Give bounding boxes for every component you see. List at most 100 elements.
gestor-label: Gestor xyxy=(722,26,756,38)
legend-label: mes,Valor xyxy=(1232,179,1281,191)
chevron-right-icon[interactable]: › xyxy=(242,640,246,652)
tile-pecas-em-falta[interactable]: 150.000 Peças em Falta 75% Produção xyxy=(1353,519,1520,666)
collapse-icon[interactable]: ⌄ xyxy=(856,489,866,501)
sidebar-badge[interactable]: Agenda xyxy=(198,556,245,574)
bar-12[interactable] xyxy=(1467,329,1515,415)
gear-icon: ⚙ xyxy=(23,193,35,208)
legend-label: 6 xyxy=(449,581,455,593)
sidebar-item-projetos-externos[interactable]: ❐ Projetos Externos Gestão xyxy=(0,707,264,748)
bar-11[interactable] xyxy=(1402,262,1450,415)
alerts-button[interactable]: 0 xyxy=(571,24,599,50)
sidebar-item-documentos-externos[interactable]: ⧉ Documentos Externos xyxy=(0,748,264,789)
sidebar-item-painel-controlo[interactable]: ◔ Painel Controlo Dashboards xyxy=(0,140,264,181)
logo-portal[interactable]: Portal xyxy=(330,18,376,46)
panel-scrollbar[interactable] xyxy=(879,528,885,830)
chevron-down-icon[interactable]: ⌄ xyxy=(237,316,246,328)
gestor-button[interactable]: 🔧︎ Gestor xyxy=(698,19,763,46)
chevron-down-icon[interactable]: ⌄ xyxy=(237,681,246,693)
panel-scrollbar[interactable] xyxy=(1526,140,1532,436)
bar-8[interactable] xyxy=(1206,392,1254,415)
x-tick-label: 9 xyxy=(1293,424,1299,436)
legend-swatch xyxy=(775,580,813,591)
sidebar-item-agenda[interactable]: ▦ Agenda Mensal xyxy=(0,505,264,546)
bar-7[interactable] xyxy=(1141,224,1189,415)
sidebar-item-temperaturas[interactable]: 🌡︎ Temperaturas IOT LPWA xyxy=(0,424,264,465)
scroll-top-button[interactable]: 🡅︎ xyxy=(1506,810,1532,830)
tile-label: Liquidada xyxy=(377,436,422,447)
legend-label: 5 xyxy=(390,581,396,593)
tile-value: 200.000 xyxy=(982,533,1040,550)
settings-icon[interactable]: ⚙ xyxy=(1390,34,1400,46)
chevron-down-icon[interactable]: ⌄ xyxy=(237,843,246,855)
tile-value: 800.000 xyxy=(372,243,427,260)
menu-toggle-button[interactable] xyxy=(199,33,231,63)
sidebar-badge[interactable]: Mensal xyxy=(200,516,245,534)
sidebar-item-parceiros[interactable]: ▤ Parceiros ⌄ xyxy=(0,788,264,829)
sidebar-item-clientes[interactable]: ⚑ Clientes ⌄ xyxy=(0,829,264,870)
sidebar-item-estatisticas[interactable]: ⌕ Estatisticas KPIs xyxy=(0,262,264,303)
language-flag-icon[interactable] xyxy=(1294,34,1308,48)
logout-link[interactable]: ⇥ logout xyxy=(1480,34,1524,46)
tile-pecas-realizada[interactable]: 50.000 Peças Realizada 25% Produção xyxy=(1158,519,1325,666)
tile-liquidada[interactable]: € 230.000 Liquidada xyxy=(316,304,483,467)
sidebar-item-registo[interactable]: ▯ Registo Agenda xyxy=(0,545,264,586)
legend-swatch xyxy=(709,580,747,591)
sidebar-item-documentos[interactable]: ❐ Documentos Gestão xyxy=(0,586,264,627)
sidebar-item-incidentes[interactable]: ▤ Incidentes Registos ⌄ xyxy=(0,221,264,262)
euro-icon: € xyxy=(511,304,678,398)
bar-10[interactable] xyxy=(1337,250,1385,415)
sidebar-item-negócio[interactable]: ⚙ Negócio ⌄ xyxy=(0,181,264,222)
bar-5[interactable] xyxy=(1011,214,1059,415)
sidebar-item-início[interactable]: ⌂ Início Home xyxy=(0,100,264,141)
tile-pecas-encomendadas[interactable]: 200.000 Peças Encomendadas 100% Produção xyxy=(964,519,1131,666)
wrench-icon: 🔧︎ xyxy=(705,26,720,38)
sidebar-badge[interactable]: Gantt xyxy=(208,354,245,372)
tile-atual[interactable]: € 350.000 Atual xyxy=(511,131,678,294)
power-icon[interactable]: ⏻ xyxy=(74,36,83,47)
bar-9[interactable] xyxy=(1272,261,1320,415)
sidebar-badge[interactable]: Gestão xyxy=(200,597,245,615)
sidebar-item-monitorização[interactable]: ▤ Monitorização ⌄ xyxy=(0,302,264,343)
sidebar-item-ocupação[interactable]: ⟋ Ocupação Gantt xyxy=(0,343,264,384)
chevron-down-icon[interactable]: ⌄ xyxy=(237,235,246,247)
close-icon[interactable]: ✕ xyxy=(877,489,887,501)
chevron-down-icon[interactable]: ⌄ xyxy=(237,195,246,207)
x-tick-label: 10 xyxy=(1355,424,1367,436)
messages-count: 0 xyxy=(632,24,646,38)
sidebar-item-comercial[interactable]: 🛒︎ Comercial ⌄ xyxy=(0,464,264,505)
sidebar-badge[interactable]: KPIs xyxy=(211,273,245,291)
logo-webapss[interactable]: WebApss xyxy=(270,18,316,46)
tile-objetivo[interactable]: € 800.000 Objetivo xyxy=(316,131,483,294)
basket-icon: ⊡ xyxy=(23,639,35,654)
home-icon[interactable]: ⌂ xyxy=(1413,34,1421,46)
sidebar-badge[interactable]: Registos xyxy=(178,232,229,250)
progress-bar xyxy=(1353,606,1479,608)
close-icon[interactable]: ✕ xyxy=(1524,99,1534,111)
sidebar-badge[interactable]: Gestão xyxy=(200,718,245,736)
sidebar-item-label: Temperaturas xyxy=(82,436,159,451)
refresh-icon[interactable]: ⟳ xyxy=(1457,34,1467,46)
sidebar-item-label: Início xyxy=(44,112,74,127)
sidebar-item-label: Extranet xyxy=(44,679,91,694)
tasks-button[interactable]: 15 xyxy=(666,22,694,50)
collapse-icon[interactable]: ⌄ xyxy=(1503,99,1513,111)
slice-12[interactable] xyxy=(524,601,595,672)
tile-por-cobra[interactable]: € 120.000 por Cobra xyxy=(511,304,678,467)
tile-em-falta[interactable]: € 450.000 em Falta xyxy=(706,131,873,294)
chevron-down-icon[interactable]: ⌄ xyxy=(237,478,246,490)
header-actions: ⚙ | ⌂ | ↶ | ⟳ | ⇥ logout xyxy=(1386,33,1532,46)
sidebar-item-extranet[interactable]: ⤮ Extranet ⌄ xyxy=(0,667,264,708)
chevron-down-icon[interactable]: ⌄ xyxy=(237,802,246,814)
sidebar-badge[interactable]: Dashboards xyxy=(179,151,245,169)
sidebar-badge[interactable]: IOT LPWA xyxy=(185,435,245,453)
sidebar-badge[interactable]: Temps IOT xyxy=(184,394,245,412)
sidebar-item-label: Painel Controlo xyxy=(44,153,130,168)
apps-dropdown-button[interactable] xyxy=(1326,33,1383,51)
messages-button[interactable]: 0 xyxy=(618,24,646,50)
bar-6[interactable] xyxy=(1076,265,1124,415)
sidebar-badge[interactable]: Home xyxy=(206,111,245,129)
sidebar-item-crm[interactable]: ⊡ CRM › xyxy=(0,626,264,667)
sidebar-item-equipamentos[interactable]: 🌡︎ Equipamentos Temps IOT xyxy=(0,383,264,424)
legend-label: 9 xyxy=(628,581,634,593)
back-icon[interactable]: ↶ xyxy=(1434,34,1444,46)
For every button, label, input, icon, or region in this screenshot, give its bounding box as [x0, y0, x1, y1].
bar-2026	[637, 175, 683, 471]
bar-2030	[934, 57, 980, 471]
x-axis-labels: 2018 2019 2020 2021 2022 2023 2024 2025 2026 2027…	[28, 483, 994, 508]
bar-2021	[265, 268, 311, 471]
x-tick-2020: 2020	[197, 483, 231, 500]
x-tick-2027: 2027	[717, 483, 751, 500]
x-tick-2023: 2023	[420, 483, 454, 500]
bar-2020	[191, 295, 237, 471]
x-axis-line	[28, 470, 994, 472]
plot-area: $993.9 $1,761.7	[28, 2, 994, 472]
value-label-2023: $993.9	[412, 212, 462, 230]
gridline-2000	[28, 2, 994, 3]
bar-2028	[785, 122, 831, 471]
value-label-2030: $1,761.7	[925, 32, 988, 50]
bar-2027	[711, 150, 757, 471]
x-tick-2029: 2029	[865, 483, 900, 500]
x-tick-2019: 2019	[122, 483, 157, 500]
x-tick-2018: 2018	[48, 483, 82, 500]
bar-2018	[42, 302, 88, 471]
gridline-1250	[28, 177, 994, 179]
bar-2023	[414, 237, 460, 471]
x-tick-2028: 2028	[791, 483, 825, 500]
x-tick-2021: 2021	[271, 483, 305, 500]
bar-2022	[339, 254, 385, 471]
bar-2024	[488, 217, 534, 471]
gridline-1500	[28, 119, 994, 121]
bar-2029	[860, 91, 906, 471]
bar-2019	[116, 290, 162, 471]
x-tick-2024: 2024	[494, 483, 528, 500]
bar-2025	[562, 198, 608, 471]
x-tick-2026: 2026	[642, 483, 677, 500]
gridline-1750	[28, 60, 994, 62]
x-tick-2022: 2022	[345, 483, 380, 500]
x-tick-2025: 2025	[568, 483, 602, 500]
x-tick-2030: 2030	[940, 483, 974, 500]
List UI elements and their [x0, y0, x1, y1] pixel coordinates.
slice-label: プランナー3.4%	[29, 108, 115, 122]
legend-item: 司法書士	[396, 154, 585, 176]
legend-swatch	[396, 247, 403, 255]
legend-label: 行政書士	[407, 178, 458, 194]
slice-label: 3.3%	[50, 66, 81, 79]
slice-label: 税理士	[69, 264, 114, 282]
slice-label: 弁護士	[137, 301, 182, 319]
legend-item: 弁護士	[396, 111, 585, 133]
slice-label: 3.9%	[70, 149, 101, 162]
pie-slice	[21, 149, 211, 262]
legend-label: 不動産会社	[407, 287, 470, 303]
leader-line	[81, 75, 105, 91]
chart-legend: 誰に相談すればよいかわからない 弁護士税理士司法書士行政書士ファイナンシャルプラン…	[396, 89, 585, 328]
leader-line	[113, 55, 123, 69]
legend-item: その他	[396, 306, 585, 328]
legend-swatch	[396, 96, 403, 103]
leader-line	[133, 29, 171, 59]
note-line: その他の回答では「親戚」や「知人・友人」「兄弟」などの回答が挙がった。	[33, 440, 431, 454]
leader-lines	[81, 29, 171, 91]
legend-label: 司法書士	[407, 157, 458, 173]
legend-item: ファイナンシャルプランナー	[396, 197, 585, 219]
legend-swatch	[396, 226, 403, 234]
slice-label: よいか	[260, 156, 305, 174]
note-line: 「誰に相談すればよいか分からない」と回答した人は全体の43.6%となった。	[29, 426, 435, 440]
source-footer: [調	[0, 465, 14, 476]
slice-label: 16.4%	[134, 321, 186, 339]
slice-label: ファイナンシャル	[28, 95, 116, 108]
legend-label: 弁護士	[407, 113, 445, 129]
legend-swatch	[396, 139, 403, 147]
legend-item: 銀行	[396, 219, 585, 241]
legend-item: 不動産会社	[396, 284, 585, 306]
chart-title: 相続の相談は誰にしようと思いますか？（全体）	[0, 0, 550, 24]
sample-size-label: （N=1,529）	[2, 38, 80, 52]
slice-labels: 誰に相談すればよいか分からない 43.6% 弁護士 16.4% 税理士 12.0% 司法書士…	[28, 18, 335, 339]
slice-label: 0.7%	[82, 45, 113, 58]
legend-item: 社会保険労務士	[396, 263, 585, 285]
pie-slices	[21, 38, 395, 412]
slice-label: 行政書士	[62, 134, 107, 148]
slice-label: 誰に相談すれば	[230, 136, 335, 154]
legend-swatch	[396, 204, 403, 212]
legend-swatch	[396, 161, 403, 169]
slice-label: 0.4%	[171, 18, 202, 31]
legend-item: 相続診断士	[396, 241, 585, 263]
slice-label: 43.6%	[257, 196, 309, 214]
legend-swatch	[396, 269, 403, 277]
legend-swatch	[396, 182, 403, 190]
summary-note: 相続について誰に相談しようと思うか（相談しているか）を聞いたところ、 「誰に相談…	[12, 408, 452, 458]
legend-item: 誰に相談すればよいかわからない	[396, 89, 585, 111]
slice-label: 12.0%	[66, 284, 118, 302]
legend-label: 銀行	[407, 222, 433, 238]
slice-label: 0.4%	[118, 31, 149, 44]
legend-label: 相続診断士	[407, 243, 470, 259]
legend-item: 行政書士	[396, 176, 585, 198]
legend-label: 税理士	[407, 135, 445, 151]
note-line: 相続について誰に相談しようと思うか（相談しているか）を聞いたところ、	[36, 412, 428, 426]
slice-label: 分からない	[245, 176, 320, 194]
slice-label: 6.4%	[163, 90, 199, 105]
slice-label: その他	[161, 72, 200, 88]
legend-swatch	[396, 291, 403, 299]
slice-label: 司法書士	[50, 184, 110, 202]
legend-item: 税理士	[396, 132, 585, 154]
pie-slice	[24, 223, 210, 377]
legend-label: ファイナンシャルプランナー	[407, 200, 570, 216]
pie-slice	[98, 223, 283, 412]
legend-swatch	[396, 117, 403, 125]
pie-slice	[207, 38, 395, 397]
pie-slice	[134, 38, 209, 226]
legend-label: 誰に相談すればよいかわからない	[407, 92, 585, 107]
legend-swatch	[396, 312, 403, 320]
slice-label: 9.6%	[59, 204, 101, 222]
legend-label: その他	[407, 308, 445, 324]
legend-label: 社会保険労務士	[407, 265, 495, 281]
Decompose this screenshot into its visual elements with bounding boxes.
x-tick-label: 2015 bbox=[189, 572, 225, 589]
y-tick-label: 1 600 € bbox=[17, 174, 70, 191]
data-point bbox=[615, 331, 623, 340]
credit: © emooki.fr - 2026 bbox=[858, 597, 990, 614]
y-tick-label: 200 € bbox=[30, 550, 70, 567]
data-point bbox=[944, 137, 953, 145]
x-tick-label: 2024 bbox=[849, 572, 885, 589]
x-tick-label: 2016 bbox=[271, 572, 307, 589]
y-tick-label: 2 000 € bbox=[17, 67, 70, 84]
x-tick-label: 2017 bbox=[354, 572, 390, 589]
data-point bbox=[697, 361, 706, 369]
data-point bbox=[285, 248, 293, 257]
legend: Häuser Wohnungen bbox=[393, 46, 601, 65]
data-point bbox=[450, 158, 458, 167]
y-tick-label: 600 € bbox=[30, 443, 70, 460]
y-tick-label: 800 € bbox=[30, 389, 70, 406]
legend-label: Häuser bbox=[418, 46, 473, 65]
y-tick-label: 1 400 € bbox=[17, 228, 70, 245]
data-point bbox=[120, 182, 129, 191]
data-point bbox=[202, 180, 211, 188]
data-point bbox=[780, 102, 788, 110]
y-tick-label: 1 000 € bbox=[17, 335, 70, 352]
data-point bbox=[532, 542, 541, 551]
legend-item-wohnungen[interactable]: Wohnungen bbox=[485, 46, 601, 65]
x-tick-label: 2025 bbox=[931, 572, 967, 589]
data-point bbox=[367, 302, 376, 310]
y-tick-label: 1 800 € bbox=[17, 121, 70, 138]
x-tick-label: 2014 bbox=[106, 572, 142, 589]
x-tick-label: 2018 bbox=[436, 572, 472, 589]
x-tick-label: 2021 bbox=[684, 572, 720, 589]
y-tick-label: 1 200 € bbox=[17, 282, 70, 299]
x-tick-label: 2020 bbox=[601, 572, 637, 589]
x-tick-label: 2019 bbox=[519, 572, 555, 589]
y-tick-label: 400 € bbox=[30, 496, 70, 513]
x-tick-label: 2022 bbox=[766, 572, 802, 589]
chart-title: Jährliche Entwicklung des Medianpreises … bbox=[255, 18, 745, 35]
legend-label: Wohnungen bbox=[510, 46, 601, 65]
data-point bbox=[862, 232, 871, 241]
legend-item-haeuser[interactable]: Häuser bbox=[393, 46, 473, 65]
****************
> **What you have to do**:
Arrange the records from the first line through the line containing "legend-label: 6 xyxy=(449,581,455,593)" as a Markdown table with the columns Row and Text, numbering each line and leaving out blank lines.

> **The answer**:
| Row | Text |
|---|---|
| 1 | Give bounding boxes for every component you see. List at most 100 elements. |
| 2 | gestor-label: Gestor xyxy=(722,26,756,38) |
| 3 | legend-label: mes,Valor xyxy=(1232,179,1281,191) |
| 4 | chevron-right-icon[interactable]: › xyxy=(242,640,246,652) |
| 5 | tile-pecas-em-falta[interactable]: 150.000 Peças em Falta 75% Produção xyxy=(1353,519,1520,666) |
| 6 | collapse-icon[interactable]: ⌄ xyxy=(856,489,866,501) |
| 7 | sidebar-badge[interactable]: Agenda xyxy=(198,556,245,574) |
| 8 | bar-12[interactable] xyxy=(1467,329,1515,415) |
| 9 | gear-icon: ⚙ xyxy=(23,193,35,208) |
| 10 | legend-label: 6 xyxy=(449,581,455,593) |